» Exercise directions:
Tell how many lines in the data below hold the string "University"; give nothing but the number.

» Data provided:
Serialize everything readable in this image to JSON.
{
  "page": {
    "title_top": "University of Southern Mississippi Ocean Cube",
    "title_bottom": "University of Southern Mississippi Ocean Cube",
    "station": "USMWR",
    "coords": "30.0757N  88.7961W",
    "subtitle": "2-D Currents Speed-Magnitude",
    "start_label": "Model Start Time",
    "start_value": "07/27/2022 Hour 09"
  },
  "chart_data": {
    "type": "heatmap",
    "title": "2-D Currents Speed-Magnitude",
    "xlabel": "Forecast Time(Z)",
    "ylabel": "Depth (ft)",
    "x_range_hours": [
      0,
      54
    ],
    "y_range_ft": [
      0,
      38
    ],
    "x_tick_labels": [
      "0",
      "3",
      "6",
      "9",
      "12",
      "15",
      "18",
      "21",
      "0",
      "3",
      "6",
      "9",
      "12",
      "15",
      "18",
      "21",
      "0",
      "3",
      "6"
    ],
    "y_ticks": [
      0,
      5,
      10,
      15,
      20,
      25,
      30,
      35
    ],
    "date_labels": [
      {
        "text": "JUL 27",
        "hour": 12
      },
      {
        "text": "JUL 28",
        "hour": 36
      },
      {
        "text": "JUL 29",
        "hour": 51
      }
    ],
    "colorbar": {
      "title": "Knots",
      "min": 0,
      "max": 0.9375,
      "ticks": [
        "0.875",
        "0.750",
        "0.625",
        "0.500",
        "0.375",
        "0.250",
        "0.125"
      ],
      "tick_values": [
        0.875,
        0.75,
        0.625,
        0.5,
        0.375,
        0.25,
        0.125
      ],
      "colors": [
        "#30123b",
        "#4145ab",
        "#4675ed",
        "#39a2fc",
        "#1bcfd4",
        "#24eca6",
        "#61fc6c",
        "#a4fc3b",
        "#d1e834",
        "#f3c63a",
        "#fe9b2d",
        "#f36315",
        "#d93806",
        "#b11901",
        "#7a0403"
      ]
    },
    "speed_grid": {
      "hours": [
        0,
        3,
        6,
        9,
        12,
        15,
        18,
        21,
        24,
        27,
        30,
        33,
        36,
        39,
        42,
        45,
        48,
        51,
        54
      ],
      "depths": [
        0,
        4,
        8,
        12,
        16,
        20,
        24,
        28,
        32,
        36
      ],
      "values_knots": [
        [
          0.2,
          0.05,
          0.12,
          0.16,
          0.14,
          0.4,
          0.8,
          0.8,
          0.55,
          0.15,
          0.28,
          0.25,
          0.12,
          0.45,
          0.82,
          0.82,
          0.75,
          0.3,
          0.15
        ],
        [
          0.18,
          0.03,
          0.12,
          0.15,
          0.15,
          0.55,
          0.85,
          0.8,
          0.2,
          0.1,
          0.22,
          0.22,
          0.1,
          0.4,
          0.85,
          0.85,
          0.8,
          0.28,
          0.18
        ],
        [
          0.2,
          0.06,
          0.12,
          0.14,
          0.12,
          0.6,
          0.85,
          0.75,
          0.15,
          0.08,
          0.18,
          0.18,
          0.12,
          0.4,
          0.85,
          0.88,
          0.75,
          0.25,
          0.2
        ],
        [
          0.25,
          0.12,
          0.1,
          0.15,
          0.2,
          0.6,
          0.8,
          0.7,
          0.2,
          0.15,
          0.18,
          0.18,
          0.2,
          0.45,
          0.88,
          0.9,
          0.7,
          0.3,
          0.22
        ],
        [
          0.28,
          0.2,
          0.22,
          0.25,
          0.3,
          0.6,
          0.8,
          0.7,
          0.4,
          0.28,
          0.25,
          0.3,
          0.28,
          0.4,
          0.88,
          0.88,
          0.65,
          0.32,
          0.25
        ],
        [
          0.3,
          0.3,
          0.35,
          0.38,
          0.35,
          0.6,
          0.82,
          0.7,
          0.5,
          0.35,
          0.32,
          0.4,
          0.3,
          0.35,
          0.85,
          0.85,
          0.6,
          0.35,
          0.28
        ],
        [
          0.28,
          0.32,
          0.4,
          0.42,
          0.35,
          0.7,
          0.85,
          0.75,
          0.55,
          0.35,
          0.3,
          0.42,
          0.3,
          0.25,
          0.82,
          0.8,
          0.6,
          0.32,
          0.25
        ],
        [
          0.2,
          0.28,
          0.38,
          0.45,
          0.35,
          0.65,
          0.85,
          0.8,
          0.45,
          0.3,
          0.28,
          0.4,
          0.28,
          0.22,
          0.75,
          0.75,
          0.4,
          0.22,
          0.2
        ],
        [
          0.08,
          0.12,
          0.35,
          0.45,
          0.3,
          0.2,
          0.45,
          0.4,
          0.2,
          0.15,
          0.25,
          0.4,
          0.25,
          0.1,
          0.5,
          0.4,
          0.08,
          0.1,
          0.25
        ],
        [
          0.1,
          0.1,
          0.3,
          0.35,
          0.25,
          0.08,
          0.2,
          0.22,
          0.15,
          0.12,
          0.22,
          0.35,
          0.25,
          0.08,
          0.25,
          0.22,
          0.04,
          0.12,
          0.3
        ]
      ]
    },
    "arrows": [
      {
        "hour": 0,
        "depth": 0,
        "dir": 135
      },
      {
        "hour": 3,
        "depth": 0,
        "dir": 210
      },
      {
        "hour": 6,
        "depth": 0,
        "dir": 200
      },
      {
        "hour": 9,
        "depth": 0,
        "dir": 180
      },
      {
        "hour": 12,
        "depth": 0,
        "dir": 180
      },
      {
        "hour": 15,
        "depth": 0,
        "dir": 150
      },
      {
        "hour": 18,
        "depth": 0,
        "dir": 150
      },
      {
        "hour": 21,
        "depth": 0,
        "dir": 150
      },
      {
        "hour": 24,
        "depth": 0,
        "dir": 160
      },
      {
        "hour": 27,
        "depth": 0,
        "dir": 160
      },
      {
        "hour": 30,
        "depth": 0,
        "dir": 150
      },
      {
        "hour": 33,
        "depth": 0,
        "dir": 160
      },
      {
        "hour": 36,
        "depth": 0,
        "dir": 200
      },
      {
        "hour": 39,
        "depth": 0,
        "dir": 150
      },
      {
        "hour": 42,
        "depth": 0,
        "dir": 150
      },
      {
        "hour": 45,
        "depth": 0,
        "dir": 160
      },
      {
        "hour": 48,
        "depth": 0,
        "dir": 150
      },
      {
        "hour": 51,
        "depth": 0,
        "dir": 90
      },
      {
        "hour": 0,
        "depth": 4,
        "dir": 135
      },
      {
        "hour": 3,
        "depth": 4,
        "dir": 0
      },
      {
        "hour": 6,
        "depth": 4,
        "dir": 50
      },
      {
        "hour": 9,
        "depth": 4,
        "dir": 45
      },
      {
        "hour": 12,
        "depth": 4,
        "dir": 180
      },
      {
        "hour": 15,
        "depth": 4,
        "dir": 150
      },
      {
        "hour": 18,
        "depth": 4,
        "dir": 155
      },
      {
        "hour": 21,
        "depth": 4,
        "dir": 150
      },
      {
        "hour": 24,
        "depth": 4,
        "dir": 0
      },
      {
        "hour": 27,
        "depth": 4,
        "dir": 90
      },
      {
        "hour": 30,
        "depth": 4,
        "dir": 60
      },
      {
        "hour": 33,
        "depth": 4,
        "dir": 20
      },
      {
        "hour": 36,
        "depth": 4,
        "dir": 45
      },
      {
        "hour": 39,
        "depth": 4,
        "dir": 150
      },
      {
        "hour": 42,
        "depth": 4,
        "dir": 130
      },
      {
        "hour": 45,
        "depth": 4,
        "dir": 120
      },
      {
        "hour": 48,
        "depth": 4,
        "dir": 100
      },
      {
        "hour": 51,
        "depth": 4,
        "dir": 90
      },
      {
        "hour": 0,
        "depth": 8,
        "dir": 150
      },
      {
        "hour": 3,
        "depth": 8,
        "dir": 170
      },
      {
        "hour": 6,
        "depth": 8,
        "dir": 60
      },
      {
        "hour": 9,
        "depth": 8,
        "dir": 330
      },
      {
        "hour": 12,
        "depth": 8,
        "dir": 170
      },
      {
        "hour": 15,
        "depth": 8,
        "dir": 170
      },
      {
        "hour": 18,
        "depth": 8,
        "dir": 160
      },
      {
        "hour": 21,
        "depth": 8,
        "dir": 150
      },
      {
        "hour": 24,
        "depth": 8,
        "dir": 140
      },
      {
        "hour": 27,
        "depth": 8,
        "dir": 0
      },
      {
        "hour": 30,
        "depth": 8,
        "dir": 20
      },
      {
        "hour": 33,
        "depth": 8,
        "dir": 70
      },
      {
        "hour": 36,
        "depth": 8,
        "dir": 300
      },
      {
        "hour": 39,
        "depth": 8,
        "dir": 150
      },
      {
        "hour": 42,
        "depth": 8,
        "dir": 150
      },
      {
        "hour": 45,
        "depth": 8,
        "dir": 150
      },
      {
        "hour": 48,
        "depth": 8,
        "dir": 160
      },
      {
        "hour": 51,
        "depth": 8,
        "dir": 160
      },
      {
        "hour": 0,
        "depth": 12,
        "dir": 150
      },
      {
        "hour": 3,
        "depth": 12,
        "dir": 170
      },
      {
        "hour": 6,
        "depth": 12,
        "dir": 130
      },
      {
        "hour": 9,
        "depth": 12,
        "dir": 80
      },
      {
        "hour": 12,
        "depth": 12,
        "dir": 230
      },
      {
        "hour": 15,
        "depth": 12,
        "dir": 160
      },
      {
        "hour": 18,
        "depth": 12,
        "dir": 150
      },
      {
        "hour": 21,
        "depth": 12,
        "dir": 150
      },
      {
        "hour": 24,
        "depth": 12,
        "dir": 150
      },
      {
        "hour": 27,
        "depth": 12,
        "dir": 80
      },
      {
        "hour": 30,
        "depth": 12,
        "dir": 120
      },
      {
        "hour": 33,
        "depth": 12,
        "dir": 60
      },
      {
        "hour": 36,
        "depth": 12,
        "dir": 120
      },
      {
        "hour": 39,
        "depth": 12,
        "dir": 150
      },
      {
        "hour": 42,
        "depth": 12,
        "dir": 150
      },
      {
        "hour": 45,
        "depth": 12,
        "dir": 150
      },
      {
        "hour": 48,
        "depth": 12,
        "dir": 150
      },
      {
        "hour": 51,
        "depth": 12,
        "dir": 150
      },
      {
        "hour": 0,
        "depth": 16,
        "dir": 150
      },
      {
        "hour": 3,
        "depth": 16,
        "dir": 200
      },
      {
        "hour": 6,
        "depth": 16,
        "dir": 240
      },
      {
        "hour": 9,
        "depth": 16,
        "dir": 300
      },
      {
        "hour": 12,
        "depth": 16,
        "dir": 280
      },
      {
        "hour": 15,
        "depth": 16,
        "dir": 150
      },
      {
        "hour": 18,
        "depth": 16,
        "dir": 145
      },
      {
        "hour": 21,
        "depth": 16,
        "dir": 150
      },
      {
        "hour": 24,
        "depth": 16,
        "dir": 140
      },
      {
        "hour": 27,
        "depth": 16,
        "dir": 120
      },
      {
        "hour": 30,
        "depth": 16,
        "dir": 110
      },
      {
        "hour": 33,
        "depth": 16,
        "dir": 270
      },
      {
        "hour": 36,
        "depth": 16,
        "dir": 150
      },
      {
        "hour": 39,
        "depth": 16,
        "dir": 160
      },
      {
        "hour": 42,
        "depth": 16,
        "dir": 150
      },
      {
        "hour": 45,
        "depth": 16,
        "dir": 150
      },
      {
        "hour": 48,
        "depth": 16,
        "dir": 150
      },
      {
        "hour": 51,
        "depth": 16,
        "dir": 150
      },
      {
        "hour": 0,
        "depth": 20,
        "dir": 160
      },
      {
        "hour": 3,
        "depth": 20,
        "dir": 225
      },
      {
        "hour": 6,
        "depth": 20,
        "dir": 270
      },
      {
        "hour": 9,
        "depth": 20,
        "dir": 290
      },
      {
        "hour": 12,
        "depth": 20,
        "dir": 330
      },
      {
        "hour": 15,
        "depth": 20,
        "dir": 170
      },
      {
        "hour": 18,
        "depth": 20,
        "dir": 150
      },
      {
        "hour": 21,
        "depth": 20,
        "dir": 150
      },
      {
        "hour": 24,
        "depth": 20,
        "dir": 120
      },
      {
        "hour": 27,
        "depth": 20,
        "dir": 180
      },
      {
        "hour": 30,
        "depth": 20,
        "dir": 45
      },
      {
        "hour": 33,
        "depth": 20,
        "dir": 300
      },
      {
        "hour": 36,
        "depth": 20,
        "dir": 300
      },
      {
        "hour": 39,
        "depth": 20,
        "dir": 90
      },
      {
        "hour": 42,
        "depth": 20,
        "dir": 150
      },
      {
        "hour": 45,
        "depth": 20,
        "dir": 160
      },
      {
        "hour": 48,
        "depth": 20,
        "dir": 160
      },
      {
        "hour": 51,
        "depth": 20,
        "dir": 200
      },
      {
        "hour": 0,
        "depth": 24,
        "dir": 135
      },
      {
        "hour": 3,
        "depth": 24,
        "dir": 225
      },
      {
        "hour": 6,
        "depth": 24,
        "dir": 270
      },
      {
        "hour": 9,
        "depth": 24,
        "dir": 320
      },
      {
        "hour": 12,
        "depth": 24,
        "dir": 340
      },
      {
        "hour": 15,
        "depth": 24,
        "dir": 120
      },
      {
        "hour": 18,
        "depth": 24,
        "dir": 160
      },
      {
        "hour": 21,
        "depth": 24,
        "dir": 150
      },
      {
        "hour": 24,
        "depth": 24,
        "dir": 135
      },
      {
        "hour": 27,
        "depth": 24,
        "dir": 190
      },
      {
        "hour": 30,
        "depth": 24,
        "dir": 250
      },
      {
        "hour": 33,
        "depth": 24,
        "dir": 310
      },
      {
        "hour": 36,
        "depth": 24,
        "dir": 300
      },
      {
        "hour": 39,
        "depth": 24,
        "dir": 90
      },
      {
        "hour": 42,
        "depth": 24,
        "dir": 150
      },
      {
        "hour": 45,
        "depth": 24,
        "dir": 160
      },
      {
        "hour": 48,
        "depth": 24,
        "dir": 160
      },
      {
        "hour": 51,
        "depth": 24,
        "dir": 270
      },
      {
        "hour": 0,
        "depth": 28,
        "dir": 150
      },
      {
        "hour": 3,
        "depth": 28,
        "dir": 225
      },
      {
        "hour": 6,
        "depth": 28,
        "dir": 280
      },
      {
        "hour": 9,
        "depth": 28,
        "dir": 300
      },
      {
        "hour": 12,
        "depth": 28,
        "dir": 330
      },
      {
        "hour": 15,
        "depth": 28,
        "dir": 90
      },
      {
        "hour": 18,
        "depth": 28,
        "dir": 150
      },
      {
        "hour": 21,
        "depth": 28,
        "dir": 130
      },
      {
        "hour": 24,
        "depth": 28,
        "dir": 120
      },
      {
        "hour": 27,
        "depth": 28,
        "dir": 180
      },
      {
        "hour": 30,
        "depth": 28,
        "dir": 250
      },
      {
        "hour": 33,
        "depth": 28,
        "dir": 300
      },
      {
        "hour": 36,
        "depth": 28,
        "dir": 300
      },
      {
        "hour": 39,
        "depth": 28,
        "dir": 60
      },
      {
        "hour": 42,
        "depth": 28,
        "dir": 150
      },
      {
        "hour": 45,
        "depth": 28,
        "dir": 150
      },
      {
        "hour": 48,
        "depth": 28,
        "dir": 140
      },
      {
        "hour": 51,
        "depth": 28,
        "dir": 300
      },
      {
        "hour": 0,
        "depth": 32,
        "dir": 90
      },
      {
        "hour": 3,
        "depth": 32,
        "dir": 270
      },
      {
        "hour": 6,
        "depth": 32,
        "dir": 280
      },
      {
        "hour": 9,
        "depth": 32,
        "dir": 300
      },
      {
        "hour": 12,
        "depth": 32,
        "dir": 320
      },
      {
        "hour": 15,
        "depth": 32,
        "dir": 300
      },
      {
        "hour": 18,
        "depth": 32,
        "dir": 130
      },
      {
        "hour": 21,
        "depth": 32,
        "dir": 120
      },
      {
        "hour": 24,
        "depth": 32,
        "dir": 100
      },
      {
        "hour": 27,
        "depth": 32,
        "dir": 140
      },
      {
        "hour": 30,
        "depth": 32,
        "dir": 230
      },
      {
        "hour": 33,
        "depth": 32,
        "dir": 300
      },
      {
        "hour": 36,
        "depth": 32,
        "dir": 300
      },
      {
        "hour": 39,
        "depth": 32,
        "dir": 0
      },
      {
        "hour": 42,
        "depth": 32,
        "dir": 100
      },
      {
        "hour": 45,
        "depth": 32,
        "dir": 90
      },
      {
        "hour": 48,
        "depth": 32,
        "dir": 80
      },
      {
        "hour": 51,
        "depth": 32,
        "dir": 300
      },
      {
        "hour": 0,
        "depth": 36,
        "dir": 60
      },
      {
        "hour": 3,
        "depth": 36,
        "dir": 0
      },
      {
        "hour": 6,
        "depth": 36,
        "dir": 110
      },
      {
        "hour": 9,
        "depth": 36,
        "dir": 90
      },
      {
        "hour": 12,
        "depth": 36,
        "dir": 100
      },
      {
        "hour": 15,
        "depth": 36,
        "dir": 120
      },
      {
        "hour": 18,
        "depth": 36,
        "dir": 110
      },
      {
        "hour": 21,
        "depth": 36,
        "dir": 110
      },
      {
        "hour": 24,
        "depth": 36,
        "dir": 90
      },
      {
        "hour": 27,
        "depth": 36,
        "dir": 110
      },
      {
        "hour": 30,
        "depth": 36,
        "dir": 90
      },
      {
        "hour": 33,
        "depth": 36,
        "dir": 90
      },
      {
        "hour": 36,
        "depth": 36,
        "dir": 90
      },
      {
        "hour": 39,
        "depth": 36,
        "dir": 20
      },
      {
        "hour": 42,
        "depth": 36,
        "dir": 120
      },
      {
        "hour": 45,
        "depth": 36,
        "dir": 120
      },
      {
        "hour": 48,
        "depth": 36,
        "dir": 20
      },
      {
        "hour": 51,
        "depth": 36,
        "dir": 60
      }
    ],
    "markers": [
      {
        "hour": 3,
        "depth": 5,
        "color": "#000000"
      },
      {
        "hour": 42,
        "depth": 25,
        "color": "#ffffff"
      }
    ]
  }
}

» Result of the exercise:
2